**EXERCISE GOAL:** Identify all lines in the data containing the string "responsável". Copy them out.

**MATERIAL FOR THIS TASK:**
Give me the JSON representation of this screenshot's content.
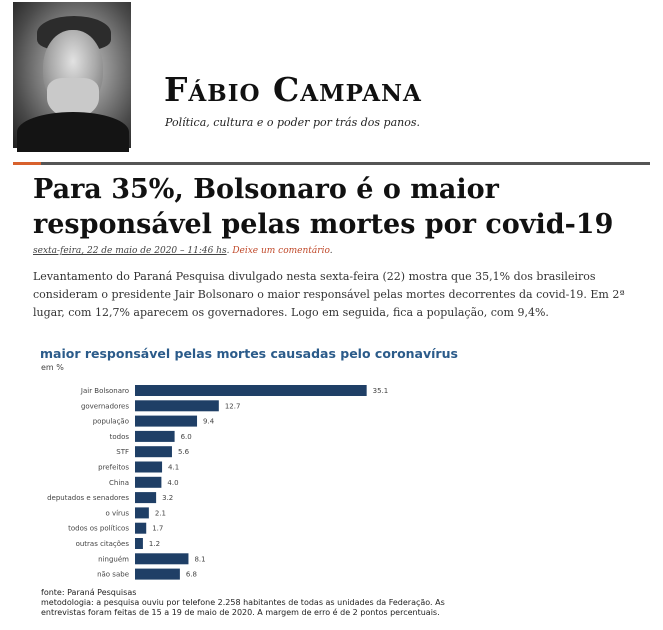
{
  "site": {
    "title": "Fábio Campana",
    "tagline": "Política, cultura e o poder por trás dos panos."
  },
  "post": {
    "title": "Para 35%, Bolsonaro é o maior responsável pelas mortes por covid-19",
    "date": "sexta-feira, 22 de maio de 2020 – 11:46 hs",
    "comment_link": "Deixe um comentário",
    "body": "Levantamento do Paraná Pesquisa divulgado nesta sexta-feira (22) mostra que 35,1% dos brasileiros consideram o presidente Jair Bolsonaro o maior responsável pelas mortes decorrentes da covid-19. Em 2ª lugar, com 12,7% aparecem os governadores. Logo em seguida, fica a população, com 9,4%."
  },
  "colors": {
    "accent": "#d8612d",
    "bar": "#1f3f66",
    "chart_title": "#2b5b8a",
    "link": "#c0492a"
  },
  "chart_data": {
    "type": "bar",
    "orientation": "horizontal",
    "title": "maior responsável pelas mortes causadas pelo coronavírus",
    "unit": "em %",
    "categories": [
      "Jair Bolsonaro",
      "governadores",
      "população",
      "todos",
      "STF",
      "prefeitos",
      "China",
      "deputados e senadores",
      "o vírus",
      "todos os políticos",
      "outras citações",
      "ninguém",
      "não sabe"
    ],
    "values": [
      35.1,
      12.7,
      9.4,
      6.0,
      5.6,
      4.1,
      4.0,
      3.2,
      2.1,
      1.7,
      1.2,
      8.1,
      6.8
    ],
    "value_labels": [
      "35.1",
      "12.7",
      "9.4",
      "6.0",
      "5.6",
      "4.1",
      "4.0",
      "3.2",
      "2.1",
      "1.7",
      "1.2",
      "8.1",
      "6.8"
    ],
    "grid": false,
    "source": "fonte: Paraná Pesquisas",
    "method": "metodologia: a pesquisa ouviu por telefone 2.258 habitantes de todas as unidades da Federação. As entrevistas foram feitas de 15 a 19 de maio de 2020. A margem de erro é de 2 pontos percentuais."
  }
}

**TASK RESPONSE:**
    "title": "Para 35%, Bolsonaro é o maior responsável pelas mortes por covid-19",
    "body": "Levantamento do Paraná Pesquisa divulgado nesta sexta-feira (22) mostra que 35,1% dos brasileiros consideram o presidente Jair Bolsonaro o maior responsável pelas mortes decorrentes da covid-19. Em 2ª lugar, com 12,7% aparecem os governadores. Logo em seguida, fica a população, com 9,4%."
    "title": "maior responsável pelas mortes causadas pelo coronavírus",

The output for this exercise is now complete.